### Exercise directions
Copy the records word for word, starting with the first line and going on through the line with "submenu-item-shortcut: ⌥⌘5 [1164,622,1266,663]".

### Task data
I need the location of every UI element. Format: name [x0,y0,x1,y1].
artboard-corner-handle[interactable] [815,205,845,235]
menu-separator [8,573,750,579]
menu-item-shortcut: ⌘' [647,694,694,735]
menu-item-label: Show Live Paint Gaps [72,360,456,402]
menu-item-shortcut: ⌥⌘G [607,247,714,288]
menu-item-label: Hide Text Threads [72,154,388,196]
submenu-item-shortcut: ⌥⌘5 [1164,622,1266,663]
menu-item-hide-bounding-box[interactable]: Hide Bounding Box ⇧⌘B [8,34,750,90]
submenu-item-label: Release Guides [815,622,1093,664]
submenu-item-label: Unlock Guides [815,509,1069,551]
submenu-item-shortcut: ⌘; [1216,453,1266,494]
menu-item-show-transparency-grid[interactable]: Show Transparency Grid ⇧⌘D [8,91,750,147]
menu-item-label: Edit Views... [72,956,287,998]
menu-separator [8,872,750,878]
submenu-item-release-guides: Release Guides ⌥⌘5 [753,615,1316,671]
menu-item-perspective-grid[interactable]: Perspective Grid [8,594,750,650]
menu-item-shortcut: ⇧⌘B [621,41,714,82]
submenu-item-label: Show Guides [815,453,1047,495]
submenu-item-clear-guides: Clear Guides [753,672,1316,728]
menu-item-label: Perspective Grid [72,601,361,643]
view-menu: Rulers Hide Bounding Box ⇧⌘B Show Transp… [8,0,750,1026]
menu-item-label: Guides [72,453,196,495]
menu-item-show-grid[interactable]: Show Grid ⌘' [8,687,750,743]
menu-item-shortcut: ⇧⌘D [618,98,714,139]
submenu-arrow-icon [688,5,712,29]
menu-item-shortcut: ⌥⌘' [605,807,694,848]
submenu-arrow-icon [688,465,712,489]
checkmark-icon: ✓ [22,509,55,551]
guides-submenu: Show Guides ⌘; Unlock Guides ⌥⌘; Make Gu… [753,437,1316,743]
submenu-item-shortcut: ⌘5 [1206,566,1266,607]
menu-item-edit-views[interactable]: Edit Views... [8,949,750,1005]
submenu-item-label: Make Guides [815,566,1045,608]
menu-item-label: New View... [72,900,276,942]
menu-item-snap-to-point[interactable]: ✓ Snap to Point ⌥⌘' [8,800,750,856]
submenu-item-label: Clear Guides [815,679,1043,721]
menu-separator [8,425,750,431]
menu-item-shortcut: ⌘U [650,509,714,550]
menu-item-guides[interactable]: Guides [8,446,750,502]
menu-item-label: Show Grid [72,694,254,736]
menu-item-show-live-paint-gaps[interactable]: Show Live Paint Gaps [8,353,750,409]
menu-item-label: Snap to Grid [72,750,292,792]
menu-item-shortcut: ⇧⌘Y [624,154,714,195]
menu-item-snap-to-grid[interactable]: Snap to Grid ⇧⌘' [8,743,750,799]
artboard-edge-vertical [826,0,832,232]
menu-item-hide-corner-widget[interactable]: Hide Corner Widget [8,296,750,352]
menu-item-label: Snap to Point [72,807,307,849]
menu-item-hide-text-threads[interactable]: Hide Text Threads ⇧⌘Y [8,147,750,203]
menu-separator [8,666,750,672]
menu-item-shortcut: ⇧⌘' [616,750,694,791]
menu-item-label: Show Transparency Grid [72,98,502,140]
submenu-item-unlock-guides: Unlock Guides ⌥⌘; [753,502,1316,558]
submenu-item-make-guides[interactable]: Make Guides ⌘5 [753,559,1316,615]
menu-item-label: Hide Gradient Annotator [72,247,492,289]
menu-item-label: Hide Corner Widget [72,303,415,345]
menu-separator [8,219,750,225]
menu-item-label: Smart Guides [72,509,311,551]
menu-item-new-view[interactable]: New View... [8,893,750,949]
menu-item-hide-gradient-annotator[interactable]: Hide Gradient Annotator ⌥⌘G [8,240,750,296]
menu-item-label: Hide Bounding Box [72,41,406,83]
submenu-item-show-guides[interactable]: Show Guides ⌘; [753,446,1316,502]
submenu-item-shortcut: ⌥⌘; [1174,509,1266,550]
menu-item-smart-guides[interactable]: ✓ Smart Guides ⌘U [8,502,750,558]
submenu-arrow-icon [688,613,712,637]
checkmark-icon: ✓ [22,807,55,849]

### Finished task
I need the location of every UI element. Format: name [x0,y0,x1,y1].
artboard-corner-handle[interactable] [815,205,845,235]
menu-separator [8,573,750,579]
menu-item-shortcut: ⌘' [647,694,694,735]
menu-item-label: Show Live Paint Gaps [72,360,456,402]
menu-item-shortcut: ⌥⌘G [607,247,714,288]
menu-item-label: Hide Text Threads [72,154,388,196]
submenu-item-shortcut: ⌥⌘5 [1164,622,1266,663]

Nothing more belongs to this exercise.